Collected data
*-*-*

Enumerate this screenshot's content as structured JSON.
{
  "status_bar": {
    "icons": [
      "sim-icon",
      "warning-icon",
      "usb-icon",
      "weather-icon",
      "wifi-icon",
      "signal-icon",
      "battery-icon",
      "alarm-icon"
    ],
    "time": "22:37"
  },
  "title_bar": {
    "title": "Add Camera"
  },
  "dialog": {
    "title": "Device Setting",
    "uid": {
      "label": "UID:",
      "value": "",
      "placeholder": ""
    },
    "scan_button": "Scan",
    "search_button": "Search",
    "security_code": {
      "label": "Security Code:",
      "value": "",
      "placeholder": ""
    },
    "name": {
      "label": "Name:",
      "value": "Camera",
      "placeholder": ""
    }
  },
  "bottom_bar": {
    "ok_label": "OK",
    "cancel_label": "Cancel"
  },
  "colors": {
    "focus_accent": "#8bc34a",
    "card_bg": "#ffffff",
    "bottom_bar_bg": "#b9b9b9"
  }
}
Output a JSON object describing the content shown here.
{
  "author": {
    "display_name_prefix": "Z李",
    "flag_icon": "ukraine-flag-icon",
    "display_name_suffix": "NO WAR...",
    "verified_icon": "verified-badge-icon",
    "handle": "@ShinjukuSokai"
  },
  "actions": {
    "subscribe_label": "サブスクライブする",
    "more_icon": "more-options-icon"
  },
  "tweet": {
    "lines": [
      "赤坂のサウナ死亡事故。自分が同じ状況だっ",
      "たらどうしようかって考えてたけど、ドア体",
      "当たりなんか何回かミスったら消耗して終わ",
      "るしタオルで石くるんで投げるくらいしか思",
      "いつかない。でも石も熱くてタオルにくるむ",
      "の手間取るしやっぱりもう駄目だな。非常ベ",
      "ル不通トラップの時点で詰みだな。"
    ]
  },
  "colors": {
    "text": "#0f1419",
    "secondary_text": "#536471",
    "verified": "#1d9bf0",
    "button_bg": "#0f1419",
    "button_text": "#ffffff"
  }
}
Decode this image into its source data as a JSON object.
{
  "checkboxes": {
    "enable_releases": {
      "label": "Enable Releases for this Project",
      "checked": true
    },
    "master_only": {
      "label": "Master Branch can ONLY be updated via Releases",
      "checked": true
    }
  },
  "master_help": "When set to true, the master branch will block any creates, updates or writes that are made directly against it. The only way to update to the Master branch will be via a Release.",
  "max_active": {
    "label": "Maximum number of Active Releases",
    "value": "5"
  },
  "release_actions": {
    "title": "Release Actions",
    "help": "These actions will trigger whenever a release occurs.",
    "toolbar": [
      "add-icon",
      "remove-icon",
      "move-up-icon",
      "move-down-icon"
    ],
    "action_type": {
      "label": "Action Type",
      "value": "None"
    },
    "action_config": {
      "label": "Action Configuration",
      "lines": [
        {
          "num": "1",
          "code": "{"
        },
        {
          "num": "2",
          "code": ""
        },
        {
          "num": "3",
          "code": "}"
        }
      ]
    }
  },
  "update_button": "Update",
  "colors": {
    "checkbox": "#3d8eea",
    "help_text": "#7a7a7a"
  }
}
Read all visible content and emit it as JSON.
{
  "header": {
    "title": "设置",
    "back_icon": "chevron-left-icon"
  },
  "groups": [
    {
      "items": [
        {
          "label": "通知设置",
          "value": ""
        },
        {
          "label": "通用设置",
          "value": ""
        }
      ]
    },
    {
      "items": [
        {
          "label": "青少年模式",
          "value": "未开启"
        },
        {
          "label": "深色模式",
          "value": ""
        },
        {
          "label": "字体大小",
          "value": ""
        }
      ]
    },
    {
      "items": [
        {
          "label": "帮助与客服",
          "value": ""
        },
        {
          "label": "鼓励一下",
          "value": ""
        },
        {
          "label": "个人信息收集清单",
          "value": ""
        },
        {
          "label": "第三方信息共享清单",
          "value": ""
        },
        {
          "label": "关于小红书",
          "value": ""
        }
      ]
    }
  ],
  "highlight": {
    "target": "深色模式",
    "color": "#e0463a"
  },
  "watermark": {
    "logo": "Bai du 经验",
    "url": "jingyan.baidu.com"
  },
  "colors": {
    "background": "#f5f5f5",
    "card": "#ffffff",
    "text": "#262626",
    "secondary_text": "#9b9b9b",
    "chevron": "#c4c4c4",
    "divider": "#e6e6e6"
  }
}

*-*-*

WORK REQUIRED =
Exact output of every entry is required.

TASK RESULT =
Enumerate this screenshot's content as structured JSON.
{
  "status_bar": {
    "icons": [
      "sim-icon",
      "warning-icon",
      "usb-icon",
      "weather-icon",
      "wifi-icon",
      "signal-icon",
      "battery-icon",
      "alarm-icon"
    ],
    "time": "22:37"
  },
  "title_bar": {
    "title": "Add Camera"
  },
  "dialog": {
    "title": "Device Setting",
    "uid": {
      "label": "UID:",
      "value": "",
      "placeholder": ""
    },
    "scan_button": "Scan",
    "search_button": "Search",
    "security_code": {
      "label": "Security Code:",
      "value": "",
      "placeholder": ""
    },
    "name": {
      "label": "Name:",
      "value": "Camera",
      "placeholder": ""
    }
  },
  "bottom_bar": {
    "ok_label": "OK",
    "cancel_label": "Cancel"
  },
  "colors": {
    "focus_accent": "#8bc34a",
    "card_bg": "#ffffff",
    "bottom_bar_bg": "#b9b9b9"
  }
}
Output a JSON object describing the content shown here.
{
  "author": {
    "display_name_prefix": "Z李",
    "flag_icon": "ukraine-flag-icon",
    "display_name_suffix": "NO WAR...",
    "verified_icon": "verified-badge-icon",
    "handle": "@ShinjukuSokai"
  },
  "actions": {
    "subscribe_label": "サブスクライブする",
    "more_icon": "more-options-icon"
  },
  "tweet": {
    "lines": [
      "赤坂のサウナ死亡事故。自分が同じ状況だっ",
      "たらどうしようかって考えてたけど、ドア体",
      "当たりなんか何回かミスったら消耗して終わ",
      "るしタオルで石くるんで投げるくらいしか思",
      "いつかない。でも石も熱くてタオルにくるむ",
      "の手間取るしやっぱりもう駄目だな。非常ベ",
      "ル不通トラップの時点で詰みだな。"
    ]
  },
  "colors": {
    "text": "#0f1419",
    "secondary_text": "#536471",
    "verified": "#1d9bf0",
    "button_bg": "#0f1419",
    "button_text": "#ffffff"
  }
}
Decode this image into its source data as a JSON object.
{
  "checkboxes": {
    "enable_releases": {
      "label": "Enable Releases for this Project",
      "checked": true
    },
    "master_only": {
      "label": "Master Branch can ONLY be updated via Releases",
      "checked": true
    }
  },
  "master_help": "When set to true, the master branch will block any creates, updates or writes that are made directly against it. The only way to update to the Master branch will be via a Release.",
  "max_active": {
    "label": "Maximum number of Active Releases",
    "value": "5"
  },
  "release_actions": {
    "title": "Release Actions",
    "help": "These actions will trigger whenever a release occurs.",
    "toolbar": [
      "add-icon",
      "remove-icon",
      "move-up-icon",
      "move-down-icon"
    ],
    "action_type": {
      "label": "Action Type",
      "value": "None"
    },
    "action_config": {
      "label": "Action Configuration",
      "lines": [
        {
          "num": "1",
          "code": "{"
        },
        {
          "num": "2",
          "code": ""
        },
        {
          "num": "3",
          "code": "}"
        }
      ]
    }
  },
  "update_button": "Update",
  "colors": {
    "checkbox": "#3d8eea",
    "help_text": "#7a7a7a"
  }
}
Read all visible content and emit it as JSON.
{
  "header": {
    "title": "设置",
    "back_icon": "chevron-left-icon"
  },
  "groups": [
    {
      "items": [
        {
          "label": "通知设置",
          "value": ""
        },
        {
          "label": "通用设置",
          "value": ""
        }
      ]
    },
    {
      "items": [
        {
          "label": "青少年模式",
          "value": "未开启"
        },
        {
          "label": "深色模式",
          "value": ""
        },
        {
          "label": "字体大小",
          "value": ""
        }
      ]
    },
    {
      "items": [
        {
          "label": "帮助与客服",
          "value": ""
        },
        {
          "label": "鼓励一下",
          "value": ""
        },
        {
          "label": "个人信息收集清单",
          "value": ""
        },
        {
          "label": "第三方信息共享清单",
          "value": ""
        },
        {
          "label": "关于小红书",
          "value": ""
        }
      ]
    }
  ],
  "highlight": {
    "target": "深色模式",
    "color": "#e0463a"
  },
  "watermark": {
    "logo": "Bai du 经验",
    "url": "jingyan.baidu.com"
  },
  "colors": {
    "background": "#f5f5f5",
    "card": "#ffffff",
    "text": "#262626",
    "secondary_text": "#9b9b9b",
    "chevron": "#c4c4c4",
    "divider": "#e6e6e6"
  }
}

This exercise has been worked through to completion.